### Apply what you read
[1] Answer these questions from the "Not a family man" post:
(a) What image comes to the writer's mind lately when in touch with family?
(b) To what place did the writer's father want his children to travel for Thanksgiving?
(c) What did the younger brother do on the morning of the trip?
[2] Extend the "Not a family man" post, picking up after its final sentence.

### Provided passage

# # # # # # #

Not a family man

Jan 29, 2009 00:32

Lately whenever I've been in touch with my family, the image of a sinking ship comes to mind. I see myself as someone who, based on some purely irrational gut feeling, decided to refund his ticket right before it disembarked or who suddenly decided to disembark at the ship's last port before its long journey across the sea...

Over the holidays, there was quite a scandal in that my younger brother decided to skip out on both Thanksgiving and Christmas with my father and step-family. In the interest of accuracy, Thanksgiving was more with my father's side of the family than with my step-family. While he won't admit it, I can see in his eyes and his way of speaking that my dad is very torn up about the health of my grandparents. Fearing, although again he won't admit it, that this may have been their last Thanksgiving, he wanted myself and my siblings to travel down to Glasgow to spend the day with them. Despite a big fight I'd gotten into with him and his parents regarding my religious beliefs in high-school, I agreed to go both to show respect but also out of a sort of morbid curiosity to see them in their twilight. It was very awkward and uncomfortable at times. My sister went with us, but my brother was nowhere to be found. Despite agreeing to go weeks before, he turned off his phone that morning and didn't show up at my dad's house to meet us before we left. I saw him later that evening after we'd returned at my mom's house. My dad pressured me to investigate why he'd blown off the trip to Glasgow, but I refused to get in the middle of whatever was going on between them.

# # # # # # #

[Dataset records]
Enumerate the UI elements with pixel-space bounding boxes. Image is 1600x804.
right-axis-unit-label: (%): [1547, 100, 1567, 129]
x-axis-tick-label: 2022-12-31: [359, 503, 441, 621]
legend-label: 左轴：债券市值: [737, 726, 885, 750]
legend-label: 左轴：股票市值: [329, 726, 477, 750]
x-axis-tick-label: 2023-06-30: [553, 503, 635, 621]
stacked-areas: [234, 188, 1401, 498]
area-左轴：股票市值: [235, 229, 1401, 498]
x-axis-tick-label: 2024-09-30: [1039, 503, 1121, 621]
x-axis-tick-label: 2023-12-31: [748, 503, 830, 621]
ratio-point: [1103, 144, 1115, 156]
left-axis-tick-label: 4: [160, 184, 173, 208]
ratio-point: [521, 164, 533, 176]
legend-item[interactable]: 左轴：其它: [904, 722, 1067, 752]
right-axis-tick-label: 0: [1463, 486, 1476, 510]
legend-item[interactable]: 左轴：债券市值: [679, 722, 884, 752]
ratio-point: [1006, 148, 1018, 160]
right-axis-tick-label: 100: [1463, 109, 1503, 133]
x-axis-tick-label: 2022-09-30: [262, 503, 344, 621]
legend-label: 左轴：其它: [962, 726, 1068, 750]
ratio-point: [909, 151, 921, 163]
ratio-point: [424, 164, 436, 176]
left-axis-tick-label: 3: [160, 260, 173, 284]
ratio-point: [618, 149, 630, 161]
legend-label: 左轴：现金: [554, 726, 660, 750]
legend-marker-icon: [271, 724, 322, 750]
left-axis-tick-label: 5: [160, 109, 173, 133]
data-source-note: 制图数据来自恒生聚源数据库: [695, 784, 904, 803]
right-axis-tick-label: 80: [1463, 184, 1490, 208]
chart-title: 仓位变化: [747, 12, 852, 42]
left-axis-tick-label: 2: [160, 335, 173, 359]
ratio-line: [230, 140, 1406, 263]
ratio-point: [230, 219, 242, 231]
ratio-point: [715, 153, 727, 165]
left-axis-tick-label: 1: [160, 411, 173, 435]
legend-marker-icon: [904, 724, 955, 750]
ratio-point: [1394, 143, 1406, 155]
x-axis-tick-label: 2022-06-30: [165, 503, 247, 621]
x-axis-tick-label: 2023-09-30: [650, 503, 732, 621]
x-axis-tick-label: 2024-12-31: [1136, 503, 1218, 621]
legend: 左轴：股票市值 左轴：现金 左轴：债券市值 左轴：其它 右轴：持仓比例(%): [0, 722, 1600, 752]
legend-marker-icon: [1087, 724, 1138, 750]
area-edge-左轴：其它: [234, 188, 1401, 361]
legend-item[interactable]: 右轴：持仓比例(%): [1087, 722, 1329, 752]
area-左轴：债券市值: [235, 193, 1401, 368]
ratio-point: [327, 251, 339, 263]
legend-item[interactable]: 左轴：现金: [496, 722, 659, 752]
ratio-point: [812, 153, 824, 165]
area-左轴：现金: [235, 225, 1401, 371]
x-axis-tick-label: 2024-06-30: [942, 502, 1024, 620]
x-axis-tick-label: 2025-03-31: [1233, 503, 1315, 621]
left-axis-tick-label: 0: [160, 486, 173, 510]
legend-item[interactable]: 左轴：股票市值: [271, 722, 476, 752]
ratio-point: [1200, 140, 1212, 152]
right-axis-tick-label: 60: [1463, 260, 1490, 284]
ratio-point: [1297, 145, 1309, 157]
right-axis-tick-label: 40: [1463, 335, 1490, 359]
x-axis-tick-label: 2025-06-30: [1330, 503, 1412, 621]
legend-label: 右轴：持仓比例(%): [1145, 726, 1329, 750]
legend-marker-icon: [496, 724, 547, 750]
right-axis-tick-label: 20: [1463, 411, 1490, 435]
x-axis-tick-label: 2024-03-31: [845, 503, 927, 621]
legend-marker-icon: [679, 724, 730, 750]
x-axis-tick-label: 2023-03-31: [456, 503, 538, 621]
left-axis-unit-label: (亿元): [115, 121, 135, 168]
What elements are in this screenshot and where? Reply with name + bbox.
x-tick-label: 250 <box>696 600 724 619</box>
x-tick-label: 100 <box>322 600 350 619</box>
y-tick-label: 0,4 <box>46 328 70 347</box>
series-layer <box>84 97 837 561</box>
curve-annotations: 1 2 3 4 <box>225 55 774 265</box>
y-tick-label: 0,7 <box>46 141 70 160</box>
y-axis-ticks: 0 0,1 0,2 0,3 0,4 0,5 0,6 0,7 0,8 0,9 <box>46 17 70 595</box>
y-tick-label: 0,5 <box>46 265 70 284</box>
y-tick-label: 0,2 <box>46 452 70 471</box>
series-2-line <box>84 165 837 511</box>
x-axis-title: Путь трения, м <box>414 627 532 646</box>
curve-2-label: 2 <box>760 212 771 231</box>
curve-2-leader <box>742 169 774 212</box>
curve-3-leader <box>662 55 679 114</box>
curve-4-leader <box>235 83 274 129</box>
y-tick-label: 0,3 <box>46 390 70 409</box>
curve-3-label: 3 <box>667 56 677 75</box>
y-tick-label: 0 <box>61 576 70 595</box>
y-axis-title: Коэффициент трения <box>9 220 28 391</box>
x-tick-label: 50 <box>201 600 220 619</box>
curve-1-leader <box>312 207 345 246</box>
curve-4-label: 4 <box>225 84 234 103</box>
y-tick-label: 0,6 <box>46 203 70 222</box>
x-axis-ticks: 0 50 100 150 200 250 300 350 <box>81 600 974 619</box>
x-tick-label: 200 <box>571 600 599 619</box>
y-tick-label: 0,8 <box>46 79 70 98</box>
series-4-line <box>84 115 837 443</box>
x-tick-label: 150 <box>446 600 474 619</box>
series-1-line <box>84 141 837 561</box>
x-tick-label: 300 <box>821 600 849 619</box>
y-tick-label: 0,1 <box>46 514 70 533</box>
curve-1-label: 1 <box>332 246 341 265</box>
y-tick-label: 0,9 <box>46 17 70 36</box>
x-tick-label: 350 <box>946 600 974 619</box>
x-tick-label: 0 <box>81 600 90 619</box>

# # # # # # #

### Answers for the exercise
[1]
(a) A sinking ship.
(b) Glasgow.
(c) He turned off his phone and didn't show up at the father's house to meet the others before they left.

[2]
During the Christmas holiday, my brother went down to Texas with his girlfriend to spend two weeks among her family. I never thought much of it since they had been together so long that it just seemed logical that at some point he'd spend the holiday with them. I only saw him once the entire time I was in Kentucky over the break because of his trip. My mom was for the most part as indifferent as I was with his decision, but my dad was very much upset by it. I wonder if he suspected what was to come to pass.

Just this week my brother let slip that he married his girlfriend while he was in Texas in front of her family. When my dad told me, I wasn't quite sure how to respond. My brother and I have never been close. There was one summer, the first after I'd moved to Philadelphia, when we'd spent a great deal of time together while I was staying in Kentucky, house-sitting for my dad. Other than that, we've never really had anything other than superficial conversations. My dad, however, was extremely upset. He could not understand why it was that my brother would do such a thing, why he would exclude his family from that moment in his life.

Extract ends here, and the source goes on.